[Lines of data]
++++
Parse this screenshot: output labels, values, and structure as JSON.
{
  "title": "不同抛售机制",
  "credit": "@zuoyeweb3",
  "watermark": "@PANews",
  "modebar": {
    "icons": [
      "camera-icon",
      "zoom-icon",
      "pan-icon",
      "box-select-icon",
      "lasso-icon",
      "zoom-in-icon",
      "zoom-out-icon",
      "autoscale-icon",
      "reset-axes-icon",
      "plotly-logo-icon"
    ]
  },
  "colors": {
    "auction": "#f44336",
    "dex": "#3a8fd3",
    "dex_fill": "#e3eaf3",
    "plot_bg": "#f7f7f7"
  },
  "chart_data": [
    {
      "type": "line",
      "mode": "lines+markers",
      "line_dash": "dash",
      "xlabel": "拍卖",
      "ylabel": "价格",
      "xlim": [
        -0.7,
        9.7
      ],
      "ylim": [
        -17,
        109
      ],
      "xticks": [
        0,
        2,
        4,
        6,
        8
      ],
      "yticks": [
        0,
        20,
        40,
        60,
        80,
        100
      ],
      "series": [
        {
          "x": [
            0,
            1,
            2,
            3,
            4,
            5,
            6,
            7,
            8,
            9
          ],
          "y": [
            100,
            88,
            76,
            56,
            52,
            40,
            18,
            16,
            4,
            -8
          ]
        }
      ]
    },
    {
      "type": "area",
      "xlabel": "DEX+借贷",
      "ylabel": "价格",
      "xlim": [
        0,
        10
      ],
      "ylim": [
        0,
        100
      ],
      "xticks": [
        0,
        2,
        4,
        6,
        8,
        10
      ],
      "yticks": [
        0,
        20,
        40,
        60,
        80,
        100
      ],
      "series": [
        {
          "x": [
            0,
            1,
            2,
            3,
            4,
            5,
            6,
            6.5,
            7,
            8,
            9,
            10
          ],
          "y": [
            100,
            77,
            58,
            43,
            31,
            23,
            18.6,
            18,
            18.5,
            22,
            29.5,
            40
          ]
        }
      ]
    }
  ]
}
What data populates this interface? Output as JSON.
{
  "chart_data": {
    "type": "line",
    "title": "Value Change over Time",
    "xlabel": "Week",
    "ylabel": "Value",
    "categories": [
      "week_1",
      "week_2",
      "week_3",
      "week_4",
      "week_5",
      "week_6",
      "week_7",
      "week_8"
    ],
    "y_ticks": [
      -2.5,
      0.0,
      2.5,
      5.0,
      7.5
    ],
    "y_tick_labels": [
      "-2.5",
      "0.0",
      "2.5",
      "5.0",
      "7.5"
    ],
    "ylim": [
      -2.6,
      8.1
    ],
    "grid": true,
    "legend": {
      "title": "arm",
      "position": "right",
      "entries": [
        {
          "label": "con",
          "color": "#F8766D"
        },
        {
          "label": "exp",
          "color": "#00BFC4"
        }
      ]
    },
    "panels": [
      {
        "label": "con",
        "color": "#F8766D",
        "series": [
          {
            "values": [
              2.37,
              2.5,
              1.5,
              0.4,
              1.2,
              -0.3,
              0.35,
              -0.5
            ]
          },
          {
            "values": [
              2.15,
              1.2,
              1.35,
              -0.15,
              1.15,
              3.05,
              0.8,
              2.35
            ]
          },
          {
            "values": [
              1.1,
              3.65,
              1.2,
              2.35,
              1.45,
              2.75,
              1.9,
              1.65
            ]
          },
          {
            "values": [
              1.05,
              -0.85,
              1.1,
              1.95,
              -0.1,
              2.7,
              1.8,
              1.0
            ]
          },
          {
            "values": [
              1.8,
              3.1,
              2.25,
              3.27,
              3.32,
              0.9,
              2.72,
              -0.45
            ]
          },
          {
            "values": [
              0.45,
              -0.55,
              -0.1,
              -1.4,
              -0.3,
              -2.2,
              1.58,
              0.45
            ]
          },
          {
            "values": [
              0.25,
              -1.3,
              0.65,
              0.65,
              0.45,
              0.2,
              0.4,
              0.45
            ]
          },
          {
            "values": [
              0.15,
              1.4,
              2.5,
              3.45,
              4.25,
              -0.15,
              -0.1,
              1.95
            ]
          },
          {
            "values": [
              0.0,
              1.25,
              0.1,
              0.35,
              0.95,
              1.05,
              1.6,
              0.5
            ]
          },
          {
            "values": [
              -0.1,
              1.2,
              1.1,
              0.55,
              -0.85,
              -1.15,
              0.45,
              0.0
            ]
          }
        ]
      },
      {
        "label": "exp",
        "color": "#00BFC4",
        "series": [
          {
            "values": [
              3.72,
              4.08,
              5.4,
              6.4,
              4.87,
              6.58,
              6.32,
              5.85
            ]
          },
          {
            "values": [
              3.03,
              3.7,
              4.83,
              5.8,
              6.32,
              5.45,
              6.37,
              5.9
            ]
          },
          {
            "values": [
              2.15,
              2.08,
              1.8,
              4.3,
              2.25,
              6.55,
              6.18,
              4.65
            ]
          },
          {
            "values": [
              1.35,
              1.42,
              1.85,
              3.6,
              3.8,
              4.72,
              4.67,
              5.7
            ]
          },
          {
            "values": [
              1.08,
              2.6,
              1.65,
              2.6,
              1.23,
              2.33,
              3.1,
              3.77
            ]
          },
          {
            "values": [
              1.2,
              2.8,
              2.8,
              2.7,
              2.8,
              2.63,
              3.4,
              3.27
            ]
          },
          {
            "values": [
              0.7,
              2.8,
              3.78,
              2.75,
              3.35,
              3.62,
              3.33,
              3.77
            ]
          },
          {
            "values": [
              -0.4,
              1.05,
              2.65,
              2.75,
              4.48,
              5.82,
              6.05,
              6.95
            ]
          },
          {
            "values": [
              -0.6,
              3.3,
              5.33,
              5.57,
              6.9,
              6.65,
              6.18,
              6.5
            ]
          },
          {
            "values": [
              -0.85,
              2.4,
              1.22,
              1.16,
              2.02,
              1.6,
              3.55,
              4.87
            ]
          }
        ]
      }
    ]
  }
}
++++
▸ **To be done**:
Write the data from above out again, exactly.

▸ **Result**:
Parse this screenshot: output labels, values, and structure as JSON.
{
  "title": "不同抛售机制",
  "credit": "@zuoyeweb3",
  "watermark": "@PANews",
  "modebar": {
    "icons": [
      "camera-icon",
      "zoom-icon",
      "pan-icon",
      "box-select-icon",
      "lasso-icon",
      "zoom-in-icon",
      "zoom-out-icon",
      "autoscale-icon",
      "reset-axes-icon",
      "plotly-logo-icon"
    ]
  },
  "colors": {
    "auction": "#f44336",
    "dex": "#3a8fd3",
    "dex_fill": "#e3eaf3",
    "plot_bg": "#f7f7f7"
  },
  "chart_data": [
    {
      "type": "line",
      "mode": "lines+markers",
      "line_dash": "dash",
      "xlabel": "拍卖",
      "ylabel": "价格",
      "xlim": [
        -0.7,
        9.7
      ],
      "ylim": [
        -17,
        109
      ],
      "xticks": [
        0,
        2,
        4,
        6,
        8
      ],
      "yticks": [
        0,
        20,
        40,
        60,
        80,
        100
      ],
      "series": [
        {
          "x": [
            0,
            1,
            2,
            3,
            4,
            5,
            6,
            7,
            8,
            9
          ],
          "y": [
            100,
            88,
            76,
            56,
            52,
            40,
            18,
            16,
            4,
            -8
          ]
        }
      ]
    },
    {
      "type": "area",
      "xlabel": "DEX+借贷",
      "ylabel": "价格",
      "xlim": [
        0,
        10
      ],
      "ylim": [
        0,
        100
      ],
      "xticks": [
        0,
        2,
        4,
        6,
        8,
        10
      ],
      "yticks": [
        0,
        20,
        40,
        60,
        80,
        100
      ],
      "series": [
        {
          "x": [
            0,
            1,
            2,
            3,
            4,
            5,
            6,
            6.5,
            7,
            8,
            9,
            10
          ],
          "y": [
            100,
            77,
            58,
            43,
            31,
            23,
            18.6,
            18,
            18.5,
            22,
            29.5,
            40
          ]
        }
      ]
    }
  ]
}
What data populates this interface? Output as JSON.
{
  "chart_data": {
    "type": "line",
    "title": "Value Change over Time",
    "xlabel": "Week",
    "ylabel": "Value",
    "categories": [
      "week_1",
      "week_2",
      "week_3",
      "week_4",
      "week_5",
      "week_6",
      "week_7",
      "week_8"
    ],
    "y_ticks": [
      -2.5,
      0.0,
      2.5,
      5.0,
      7.5
    ],
    "y_tick_labels": [
      "-2.5",
      "0.0",
      "2.5",
      "5.0",
      "7.5"
    ],
    "ylim": [
      -2.6,
      8.1
    ],
    "grid": true,
    "legend": {
      "title": "arm",
      "position": "right",
      "entries": [
        {
          "label": "con",
          "color": "#F8766D"
        },
        {
          "label": "exp",
          "color": "#00BFC4"
        }
      ]
    },
    "panels": [
      {
        "label": "con",
        "color": "#F8766D",
        "series": [
          {
            "values": [
              2.37,
              2.5,
              1.5,
              0.4,
              1.2,
              -0.3,
              0.35,
              -0.5
            ]
          },
          {
            "values": [
              2.15,
              1.2,
              1.35,
              -0.15,
              1.15,
              3.05,
              0.8,
              2.35
            ]
          },
          {
            "values": [
              1.1,
              3.65,
              1.2,
              2.35,
              1.45,
              2.75,
              1.9,
              1.65
            ]
          },
          {
            "values": [
              1.05,
              -0.85,
              1.1,
              1.95,
              -0.1,
              2.7,
              1.8,
              1.0
            ]
          },
          {
            "values": [
              1.8,
              3.1,
              2.25,
              3.27,
              3.32,
              0.9,
              2.72,
              -0.45
            ]
          },
          {
            "values": [
              0.45,
              -0.55,
              -0.1,
              -1.4,
              -0.3,
              -2.2,
              1.58,
              0.45
            ]
          },
          {
            "values": [
              0.25,
              -1.3,
              0.65,
              0.65,
              0.45,
              0.2,
              0.4,
              0.45
            ]
          },
          {
            "values": [
              0.15,
              1.4,
              2.5,
              3.45,
              4.25,
              -0.15,
              -0.1,
              1.95
            ]
          },
          {
            "values": [
              0.0,
              1.25,
              0.1,
              0.35,
              0.95,
              1.05,
              1.6,
              0.5
            ]
          },
          {
            "values": [
              -0.1,
              1.2,
              1.1,
              0.55,
              -0.85,
              -1.15,
              0.45,
              0.0
            ]
          }
        ]
      },
      {
        "label": "exp",
        "color": "#00BFC4",
        "series": [
          {
            "values": [
              3.72,
              4.08,
              5.4,
              6.4,
              4.87,
              6.58,
              6.32,
              5.85
            ]
          },
          {
            "values": [
              3.03,
              3.7,
              4.83,
              5.8,
              6.32,
              5.45,
              6.37,
              5.9
            ]
          },
          {
            "values": [
              2.15,
              2.08,
              1.8,
              4.3,
              2.25,
              6.55,
              6.18,
              4.65
            ]
          },
          {
            "values": [
              1.35,
              1.42,
              1.85,
              3.6,
              3.8,
              4.72,
              4.67,
              5.7
            ]
          },
          {
            "values": [
              1.08,
              2.6,
              1.65,
              2.6,
              1.23,
              2.33,
              3.1,
              3.77
            ]
          },
          {
            "values": [
              1.2,
              2.8,
              2.8,
              2.7,
              2.8,
              2.63,
              3.4,
              3.27
            ]
          },
          {
            "values": [
              0.7,
              2.8,
              3.78,
              2.75,
              3.35,
              3.62,
              3.33,
              3.77
            ]
          },
          {
            "values": [
              -0.4,
              1.05,
              2.65,
              2.75,
              4.48,
              5.82,
              6.05,
              6.95
            ]
          },
          {
            "values": [
              -0.6,
              3.3,
              5.33,
              5.57,
              6.9,
              6.65,
              6.18,
              6.5
            ]
          },
          {
            "values": [
              -0.85,
              2.4,
              1.22,
              1.16,
              2.02,
              1.6,
              3.55,
              4.87
            ]
          }
        ]
      }
    ]
  }
}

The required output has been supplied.